#### Tarea asignada A
En el texto sobre la población de Canarias, ¿cuántas personas ganaron las islas entre 1999 y 2007?
#### Tarea asignada B
Sigue con el texto sobre la población de Canarias a partir de su última línea.

#### Documento fuente

Los datos son significativos. Canarias, con 292 habitantes por kilómetro cuadrado, es ya la tercera autonomía con mayor densidad de población del Estado solo por detrás de la Comunidad de Madrid, con 845 habitantes/km2, y País Vasco con 307.

La comparativa de la evolución es también relevante: en las últimas dos décadas las islas crecieron un 26,7% frente al 17% de media estatal. Entre 1999 y 2007 la población canaria experimentó un boom y aumentó en 500.000 personas, pasando de 1,5 millones de habitantes a 2 millones en solo ocho años.

Luego el crecimiento se ha moderado hasta los algo más de 2,2 millones actuales, pero la proyección de la oficina europea de estadística Eurostat apunta a que al ritmo actual las islas llegarán en el año 2050 a los 2,6 millones de habitantes.

Datos clave

  • 292. Canarias es la tercera comunidad autónoma en número de habitantes por kilómetro cuadrado, solo por debajo de la Comunidad de Madrid (845) y el País Vasco (307).

#### Datos proporcionados
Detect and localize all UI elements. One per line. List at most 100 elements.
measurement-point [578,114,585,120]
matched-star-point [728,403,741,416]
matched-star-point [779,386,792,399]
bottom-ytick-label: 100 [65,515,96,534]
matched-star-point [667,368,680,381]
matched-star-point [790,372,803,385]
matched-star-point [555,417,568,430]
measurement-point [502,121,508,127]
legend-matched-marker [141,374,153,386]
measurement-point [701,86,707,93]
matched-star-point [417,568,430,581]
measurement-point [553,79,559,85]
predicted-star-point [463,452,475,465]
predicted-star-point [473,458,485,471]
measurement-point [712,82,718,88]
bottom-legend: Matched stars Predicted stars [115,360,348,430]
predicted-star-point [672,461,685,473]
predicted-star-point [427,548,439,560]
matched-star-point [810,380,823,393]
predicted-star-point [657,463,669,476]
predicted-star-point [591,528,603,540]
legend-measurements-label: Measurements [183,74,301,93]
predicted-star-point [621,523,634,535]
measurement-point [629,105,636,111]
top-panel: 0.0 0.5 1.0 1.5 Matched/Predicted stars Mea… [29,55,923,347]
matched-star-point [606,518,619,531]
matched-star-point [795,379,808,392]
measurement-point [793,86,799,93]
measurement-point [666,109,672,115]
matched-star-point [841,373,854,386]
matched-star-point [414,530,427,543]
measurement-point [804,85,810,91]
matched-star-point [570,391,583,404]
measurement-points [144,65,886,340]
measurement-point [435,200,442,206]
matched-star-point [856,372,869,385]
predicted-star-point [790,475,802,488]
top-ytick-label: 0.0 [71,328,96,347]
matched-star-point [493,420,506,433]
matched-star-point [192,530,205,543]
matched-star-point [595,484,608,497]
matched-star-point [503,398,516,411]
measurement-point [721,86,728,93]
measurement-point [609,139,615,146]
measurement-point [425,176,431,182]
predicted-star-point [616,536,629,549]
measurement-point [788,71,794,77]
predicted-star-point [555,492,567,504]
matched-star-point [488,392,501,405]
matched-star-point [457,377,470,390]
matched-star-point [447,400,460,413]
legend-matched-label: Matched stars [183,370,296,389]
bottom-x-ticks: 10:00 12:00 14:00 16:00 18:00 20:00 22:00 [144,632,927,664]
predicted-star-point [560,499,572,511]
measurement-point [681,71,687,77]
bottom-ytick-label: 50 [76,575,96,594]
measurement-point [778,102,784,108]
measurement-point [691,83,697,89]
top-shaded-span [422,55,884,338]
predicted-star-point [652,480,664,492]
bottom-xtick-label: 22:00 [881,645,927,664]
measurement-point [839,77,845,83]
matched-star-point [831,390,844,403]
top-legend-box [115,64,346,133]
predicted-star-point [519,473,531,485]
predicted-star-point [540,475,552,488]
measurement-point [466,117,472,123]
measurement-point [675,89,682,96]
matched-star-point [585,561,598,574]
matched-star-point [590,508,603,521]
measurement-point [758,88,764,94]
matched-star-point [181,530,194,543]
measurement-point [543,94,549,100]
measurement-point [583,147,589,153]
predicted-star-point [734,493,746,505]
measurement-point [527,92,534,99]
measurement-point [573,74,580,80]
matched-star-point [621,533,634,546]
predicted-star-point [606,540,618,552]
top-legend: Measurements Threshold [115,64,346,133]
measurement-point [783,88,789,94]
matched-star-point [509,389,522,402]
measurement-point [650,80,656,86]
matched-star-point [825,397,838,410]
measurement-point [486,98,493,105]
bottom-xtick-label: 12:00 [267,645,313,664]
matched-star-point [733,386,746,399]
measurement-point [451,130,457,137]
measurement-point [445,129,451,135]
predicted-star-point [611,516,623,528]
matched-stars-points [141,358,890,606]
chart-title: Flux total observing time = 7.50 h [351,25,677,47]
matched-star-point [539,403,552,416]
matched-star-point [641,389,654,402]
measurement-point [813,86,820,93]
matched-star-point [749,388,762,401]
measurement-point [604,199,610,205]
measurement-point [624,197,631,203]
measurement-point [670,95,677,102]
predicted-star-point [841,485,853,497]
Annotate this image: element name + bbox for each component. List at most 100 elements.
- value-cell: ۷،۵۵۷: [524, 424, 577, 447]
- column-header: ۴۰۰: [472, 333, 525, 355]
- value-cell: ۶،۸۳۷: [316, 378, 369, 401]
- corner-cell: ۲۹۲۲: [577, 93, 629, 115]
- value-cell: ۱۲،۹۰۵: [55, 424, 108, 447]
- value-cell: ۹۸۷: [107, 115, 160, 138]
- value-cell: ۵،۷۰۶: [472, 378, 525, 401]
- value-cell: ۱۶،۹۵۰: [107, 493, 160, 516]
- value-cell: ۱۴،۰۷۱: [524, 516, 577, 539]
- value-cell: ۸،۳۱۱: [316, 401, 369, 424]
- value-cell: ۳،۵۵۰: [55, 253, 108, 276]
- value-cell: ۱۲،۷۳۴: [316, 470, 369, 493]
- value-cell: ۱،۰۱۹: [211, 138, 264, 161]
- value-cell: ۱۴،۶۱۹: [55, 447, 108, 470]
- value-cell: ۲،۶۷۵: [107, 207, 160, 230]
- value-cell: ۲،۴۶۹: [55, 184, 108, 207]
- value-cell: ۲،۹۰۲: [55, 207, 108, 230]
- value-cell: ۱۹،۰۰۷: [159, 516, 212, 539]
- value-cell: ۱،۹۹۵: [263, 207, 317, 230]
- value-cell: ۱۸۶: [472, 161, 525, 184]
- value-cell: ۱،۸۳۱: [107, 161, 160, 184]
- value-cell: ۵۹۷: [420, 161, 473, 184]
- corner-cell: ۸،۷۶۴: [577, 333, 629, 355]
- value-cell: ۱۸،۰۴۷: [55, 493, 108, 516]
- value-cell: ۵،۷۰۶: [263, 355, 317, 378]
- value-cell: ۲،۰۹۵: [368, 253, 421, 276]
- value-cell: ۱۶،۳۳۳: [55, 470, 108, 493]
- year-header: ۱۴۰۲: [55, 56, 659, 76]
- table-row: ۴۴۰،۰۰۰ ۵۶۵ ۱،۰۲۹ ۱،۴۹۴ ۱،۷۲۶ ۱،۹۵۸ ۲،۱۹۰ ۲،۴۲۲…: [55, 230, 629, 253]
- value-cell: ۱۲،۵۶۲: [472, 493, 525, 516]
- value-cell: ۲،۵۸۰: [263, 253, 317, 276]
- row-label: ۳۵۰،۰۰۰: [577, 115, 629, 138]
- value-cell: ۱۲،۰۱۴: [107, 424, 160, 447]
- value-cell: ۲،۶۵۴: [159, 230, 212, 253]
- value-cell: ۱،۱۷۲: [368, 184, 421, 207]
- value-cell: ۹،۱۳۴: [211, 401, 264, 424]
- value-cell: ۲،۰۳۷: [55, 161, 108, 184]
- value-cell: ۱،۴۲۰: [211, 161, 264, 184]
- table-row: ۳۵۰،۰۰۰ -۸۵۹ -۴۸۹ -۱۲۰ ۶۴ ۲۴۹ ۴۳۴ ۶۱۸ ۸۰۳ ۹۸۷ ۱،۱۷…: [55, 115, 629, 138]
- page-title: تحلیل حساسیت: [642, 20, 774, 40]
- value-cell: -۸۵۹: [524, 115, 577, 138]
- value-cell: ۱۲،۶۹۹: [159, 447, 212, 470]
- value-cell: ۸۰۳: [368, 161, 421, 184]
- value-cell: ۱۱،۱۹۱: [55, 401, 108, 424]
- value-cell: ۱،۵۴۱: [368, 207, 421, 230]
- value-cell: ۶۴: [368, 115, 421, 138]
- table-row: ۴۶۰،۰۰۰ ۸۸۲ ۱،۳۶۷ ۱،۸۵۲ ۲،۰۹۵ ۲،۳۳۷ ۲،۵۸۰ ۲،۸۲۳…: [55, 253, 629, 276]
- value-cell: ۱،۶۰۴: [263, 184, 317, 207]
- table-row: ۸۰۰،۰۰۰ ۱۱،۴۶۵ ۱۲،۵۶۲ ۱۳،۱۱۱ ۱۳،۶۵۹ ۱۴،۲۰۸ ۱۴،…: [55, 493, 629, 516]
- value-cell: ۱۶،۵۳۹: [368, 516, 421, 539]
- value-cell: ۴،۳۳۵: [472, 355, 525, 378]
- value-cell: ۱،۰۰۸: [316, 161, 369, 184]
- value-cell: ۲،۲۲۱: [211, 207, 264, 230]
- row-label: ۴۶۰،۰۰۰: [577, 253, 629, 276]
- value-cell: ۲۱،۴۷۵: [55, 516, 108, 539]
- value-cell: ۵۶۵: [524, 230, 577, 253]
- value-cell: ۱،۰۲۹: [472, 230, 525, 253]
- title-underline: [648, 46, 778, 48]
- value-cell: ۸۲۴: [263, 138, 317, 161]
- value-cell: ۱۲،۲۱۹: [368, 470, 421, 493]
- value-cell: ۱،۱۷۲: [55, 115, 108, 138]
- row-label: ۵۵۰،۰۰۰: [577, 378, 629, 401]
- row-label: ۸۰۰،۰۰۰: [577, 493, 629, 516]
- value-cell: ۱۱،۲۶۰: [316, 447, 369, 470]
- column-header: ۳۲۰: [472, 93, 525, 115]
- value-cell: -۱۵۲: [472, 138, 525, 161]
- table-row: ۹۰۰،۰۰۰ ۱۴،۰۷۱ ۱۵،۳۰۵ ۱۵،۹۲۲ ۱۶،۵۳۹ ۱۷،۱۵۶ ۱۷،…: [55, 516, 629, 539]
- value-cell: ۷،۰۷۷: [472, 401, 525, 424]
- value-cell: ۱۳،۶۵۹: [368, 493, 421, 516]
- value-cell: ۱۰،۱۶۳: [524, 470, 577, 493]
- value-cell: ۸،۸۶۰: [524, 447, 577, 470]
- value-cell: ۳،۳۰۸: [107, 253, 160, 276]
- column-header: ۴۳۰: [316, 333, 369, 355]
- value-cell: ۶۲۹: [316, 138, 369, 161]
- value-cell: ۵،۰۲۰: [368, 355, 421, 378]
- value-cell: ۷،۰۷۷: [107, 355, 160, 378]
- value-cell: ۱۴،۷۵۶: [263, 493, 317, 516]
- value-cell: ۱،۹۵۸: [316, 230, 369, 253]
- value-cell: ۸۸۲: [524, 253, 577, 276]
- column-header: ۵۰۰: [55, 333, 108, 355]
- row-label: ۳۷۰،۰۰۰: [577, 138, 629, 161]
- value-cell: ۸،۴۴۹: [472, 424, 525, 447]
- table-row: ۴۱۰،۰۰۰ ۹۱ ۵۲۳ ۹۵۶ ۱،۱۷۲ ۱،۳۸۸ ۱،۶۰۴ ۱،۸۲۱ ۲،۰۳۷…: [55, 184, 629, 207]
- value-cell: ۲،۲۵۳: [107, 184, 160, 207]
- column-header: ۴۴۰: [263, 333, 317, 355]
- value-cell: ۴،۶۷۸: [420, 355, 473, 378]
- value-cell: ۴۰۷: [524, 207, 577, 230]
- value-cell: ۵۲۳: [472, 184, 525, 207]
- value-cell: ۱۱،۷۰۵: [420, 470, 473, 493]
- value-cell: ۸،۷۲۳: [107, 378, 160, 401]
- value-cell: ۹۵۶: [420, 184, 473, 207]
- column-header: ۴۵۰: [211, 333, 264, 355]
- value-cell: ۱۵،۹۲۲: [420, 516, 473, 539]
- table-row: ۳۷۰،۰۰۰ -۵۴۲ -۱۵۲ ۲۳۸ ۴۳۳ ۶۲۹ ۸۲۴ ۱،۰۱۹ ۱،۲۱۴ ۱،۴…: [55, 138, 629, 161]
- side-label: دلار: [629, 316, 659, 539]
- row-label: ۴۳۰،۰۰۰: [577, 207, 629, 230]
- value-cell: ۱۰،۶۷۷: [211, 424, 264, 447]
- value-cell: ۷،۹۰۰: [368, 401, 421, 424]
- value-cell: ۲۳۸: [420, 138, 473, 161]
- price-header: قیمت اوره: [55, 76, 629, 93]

#### Resultado A
500.000 personas, pasando de 1,5 a 2 millones de habitantes.

#### Resultado B
  • Por encima de la media. Si se compara la evolución los datos son también relevantes: en las últimas dos décadas las islas crecieron un 26,7% frente al 17% del conjunto del Estado, una diferencia de casi 10 puntos.

  • 2050. De mantenerse el ritmo actual, la oficina europea de estadística, Eurostat, estima que la población de las islas llegará a mitad de siglo a los 2,6 millones de personas, 400.000 más que ahora.

  • Concentrados en las capitales. El 80% de la población de las islas reside en las islas de Gran Canaria y Tenerife. Si se miran las dos capitales la densidad de población se dispara a más de 3.700 personas por kilómetro cuadrado en Las Palmas de Gran Canaria y 1.400 en el caso de Santa Cruz de Tenerife.

«Las proyecciones a futuro se hacen sobre la base de la dinámica de crecimiento anterior, que la experiencia indica que no siempre se cumplen», matiza el director del Instituto Canario de Estadística (Istac), Gonzalo Rodríguez López, «pero en todo caso es muy interesante que se vuelva a abrir una reflexión sobre el reto demográfico, porque el crecimiento de población debe ir acompasado con la asistencia sanitaria y educativa, soluciones a los problemas de movilidad y una concepción urbanística distinta a la que tenemos ahora. Es un debate necesario», añade.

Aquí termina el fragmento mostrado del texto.